Given task. Omit any picture, and return the remaining data exactly as written.

Data section.
↓
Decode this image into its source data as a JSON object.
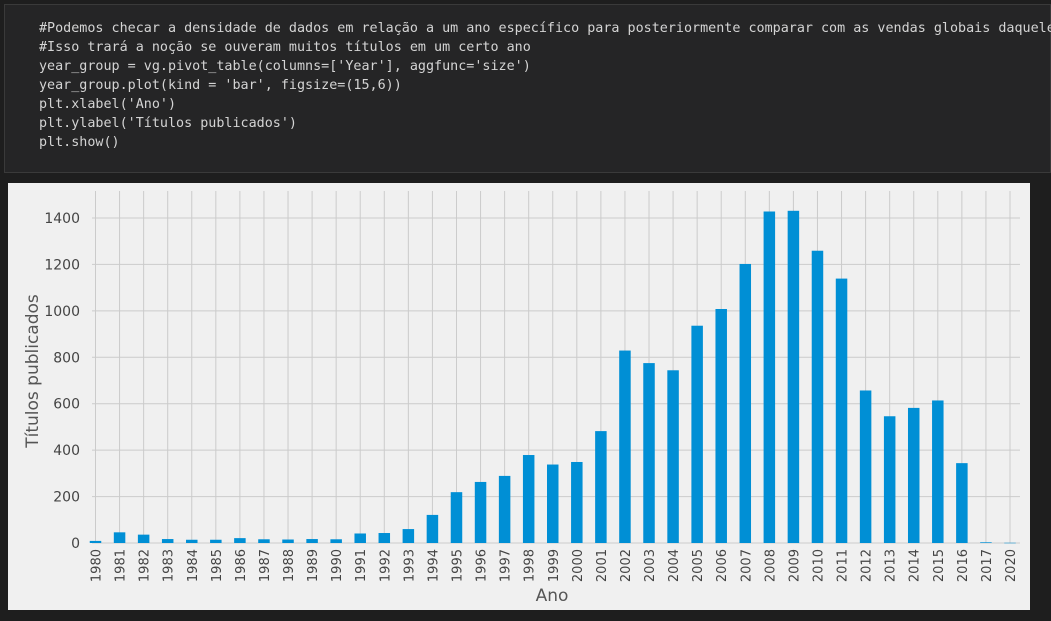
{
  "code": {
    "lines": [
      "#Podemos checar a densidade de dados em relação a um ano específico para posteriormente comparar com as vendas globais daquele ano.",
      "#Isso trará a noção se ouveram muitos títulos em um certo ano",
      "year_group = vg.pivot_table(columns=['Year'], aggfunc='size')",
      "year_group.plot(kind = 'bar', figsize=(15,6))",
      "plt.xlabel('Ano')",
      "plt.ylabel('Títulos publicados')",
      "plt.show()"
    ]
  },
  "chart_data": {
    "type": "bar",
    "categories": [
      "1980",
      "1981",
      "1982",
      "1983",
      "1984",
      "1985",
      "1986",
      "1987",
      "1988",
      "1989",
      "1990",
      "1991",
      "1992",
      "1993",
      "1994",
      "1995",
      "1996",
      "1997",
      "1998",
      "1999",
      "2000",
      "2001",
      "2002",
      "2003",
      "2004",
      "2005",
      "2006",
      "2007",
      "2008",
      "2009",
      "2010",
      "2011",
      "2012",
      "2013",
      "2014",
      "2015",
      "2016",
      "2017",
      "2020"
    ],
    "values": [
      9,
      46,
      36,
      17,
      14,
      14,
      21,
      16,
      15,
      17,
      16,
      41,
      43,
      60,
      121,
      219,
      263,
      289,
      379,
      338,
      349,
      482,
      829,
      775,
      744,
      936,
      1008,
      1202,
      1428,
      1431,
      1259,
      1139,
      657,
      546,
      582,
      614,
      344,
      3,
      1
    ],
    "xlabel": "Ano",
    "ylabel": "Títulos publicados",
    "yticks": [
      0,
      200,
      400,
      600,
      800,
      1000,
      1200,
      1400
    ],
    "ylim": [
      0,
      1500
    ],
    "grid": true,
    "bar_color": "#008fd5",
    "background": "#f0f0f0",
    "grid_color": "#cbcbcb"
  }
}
↑
Written response.
Decode this image into its source data as a JSON object.
{
  "code": {
    "lines": [
      "#Podemos checar a densidade de dados em relação a um ano específico para posteriormente comparar com as vendas globais daquele ano.",
      "#Isso trará a noção se ouveram muitos títulos em um certo ano",
      "year_group = vg.pivot_table(columns=['Year'], aggfunc='size')",
      "year_group.plot(kind = 'bar', figsize=(15,6))",
      "plt.xlabel('Ano')",
      "plt.ylabel('Títulos publicados')",
      "plt.show()"
    ]
  },
  "chart_data": {
    "type": "bar",
    "categories": [
      "1980",
      "1981",
      "1982",
      "1983",
      "1984",
      "1985",
      "1986",
      "1987",
      "1988",
      "1989",
      "1990",
      "1991",
      "1992",
      "1993",
      "1994",
      "1995",
      "1996",
      "1997",
      "1998",
      "1999",
      "2000",
      "2001",
      "2002",
      "2003",
      "2004",
      "2005",
      "2006",
      "2007",
      "2008",
      "2009",
      "2010",
      "2011",
      "2012",
      "2013",
      "2014",
      "2015",
      "2016",
      "2017",
      "2020"
    ],
    "values": [
      9,
      46,
      36,
      17,
      14,
      14,
      21,
      16,
      15,
      17,
      16,
      41,
      43,
      60,
      121,
      219,
      263,
      289,
      379,
      338,
      349,
      482,
      829,
      775,
      744,
      936,
      1008,
      1202,
      1428,
      1431,
      1259,
      1139,
      657,
      546,
      582,
      614,
      344,
      3,
      1
    ],
    "xlabel": "Ano",
    "ylabel": "Títulos publicados",
    "yticks": [
      0,
      200,
      400,
      600,
      800,
      1000,
      1200,
      1400
    ],
    "ylim": [
      0,
      1500
    ],
    "grid": true,
    "bar_color": "#008fd5",
    "background": "#f0f0f0",
    "grid_color": "#cbcbcb"
  }
}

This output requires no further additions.